Reproduce the listing verbatim.

◆ ◆ ◆ ◆ ◆

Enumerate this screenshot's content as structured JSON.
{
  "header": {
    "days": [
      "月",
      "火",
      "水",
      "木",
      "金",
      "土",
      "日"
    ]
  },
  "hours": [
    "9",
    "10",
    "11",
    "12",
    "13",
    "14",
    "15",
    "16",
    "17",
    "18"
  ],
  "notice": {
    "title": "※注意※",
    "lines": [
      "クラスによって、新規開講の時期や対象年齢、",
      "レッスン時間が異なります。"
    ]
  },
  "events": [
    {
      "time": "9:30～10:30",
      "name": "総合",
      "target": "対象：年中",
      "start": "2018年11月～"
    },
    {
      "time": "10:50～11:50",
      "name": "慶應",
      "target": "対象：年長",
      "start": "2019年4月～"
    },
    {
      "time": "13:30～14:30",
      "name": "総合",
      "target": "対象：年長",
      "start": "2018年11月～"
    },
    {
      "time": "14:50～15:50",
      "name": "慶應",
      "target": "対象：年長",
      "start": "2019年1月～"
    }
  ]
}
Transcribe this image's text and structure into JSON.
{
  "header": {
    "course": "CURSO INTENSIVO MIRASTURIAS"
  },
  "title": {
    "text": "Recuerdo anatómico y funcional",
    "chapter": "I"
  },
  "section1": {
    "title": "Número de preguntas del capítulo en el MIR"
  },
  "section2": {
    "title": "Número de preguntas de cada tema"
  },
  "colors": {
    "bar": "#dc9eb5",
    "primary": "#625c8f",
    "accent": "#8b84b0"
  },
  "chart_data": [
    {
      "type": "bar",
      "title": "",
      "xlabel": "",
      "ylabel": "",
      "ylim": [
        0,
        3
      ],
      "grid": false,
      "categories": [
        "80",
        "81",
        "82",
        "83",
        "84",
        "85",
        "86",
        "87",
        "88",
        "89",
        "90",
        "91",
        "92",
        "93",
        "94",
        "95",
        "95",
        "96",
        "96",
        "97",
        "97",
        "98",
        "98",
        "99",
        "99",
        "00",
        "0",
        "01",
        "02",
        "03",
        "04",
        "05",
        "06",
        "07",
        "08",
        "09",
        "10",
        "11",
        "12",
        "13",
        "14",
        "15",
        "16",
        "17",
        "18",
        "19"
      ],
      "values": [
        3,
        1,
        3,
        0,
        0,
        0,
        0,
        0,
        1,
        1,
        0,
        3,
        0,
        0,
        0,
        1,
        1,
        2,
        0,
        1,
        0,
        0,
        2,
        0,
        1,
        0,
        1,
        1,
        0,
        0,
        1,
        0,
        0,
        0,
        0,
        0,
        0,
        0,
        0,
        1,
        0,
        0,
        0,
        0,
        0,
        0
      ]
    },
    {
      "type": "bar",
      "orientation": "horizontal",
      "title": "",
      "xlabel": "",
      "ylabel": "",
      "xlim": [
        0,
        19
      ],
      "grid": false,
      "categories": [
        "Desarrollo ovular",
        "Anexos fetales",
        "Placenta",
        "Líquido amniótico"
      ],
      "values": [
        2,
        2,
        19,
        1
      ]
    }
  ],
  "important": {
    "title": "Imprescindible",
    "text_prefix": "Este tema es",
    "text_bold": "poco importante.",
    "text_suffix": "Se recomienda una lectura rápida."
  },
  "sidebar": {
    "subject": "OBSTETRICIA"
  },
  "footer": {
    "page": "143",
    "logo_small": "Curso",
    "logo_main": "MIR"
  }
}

◆ ◆ ◆ ◆ ◆

Exercise answer
Enumerate this screenshot's content as structured JSON.
{
  "header": {
    "days": [
      "月",
      "火",
      "水",
      "木",
      "金",
      "土",
      "日"
    ]
  },
  "hours": [
    "9",
    "10",
    "11",
    "12",
    "13",
    "14",
    "15",
    "16",
    "17",
    "18"
  ],
  "notice": {
    "title": "※注意※",
    "lines": [
      "クラスによって、新規開講の時期や対象年齢、",
      "レッスン時間が異なります。"
    ]
  },
  "events": [
    {
      "time": "9:30～10:30",
      "name": "総合",
      "target": "対象：年中",
      "start": "2018年11月～"
    },
    {
      "time": "10:50～11:50",
      "name": "慶應",
      "target": "対象：年長",
      "start": "2019年4月～"
    },
    {
      "time": "13:30～14:30",
      "name": "総合",
      "target": "対象：年長",
      "start": "2018年11月～"
    },
    {
      "time": "14:50～15:50",
      "name": "慶應",
      "target": "対象：年長",
      "start": "2019年1月～"
    }
  ]
}
Transcribe this image's text and structure into JSON.
{
  "header": {
    "course": "CURSO INTENSIVO MIRASTURIAS"
  },
  "title": {
    "text": "Recuerdo anatómico y funcional",
    "chapter": "I"
  },
  "section1": {
    "title": "Número de preguntas del capítulo en el MIR"
  },
  "section2": {
    "title": "Número de preguntas de cada tema"
  },
  "colors": {
    "bar": "#dc9eb5",
    "primary": "#625c8f",
    "accent": "#8b84b0"
  },
  "chart_data": [
    {
      "type": "bar",
      "title": "",
      "xlabel": "",
      "ylabel": "",
      "ylim": [
        0,
        3
      ],
      "grid": false,
      "categories": [
        "80",
        "81",
        "82",
        "83",
        "84",
        "85",
        "86",
        "87",
        "88",
        "89",
        "90",
        "91",
        "92",
        "93",
        "94",
        "95",
        "95",
        "96",
        "96",
        "97",
        "97",
        "98",
        "98",
        "99",
        "99",
        "00",
        "0",
        "01",
        "02",
        "03",
        "04",
        "05",
        "06",
        "07",
        "08",
        "09",
        "10",
        "11",
        "12",
        "13",
        "14",
        "15",
        "16",
        "17",
        "18",
        "19"
      ],
      "values": [
        3,
        1,
        3,
        0,
        0,
        0,
        0,
        0,
        1,
        1,
        0,
        3,
        0,
        0,
        0,
        1,
        1,
        2,
        0,
        1,
        0,
        0,
        2,
        0,
        1,
        0,
        1,
        1,
        0,
        0,
        1,
        0,
        0,
        0,
        0,
        0,
        0,
        0,
        0,
        1,
        0,
        0,
        0,
        0,
        0,
        0
      ]
    },
    {
      "type": "bar",
      "orientation": "horizontal",
      "title": "",
      "xlabel": "",
      "ylabel": "",
      "xlim": [
        0,
        19
      ],
      "grid": false,
      "categories": [
        "Desarrollo ovular",
        "Anexos fetales",
        "Placenta",
        "Líquido amniótico"
      ],
      "values": [
        2,
        2,
        19,
        1
      ]
    }
  ],
  "important": {
    "title": "Imprescindible",
    "text_prefix": "Este tema es",
    "text_bold": "poco importante.",
    "text_suffix": "Se recomienda una lectura rápida."
  },
  "sidebar": {
    "subject": "OBSTETRICIA"
  },
  "footer": {
    "page": "143",
    "logo_small": "Curso",
    "logo_main": "MIR"
  }
}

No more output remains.